Copy each line of the entries that contains the word "Chance".

## BEGIN

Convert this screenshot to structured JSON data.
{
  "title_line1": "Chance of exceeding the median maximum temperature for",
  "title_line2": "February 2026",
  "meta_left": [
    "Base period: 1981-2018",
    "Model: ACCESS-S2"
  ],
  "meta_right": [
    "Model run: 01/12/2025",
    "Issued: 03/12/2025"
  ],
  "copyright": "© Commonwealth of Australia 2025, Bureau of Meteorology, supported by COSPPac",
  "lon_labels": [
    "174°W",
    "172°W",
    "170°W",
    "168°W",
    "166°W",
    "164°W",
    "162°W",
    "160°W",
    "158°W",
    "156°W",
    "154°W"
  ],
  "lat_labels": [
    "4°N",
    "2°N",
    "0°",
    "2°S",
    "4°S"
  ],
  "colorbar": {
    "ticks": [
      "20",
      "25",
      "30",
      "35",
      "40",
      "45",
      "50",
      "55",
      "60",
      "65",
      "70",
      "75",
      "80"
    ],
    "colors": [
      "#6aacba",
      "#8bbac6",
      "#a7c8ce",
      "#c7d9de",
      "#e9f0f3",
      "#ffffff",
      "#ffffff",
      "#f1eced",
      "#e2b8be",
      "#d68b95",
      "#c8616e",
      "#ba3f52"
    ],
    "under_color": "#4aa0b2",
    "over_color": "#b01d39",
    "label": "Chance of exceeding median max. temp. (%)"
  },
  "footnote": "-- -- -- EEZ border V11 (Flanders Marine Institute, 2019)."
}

## END

RIGHT ANSWER:
  "title_line1": "Chance of exceeding the median maximum temperature for",
    "label": "Chance of exceeding median max. temp. (%)"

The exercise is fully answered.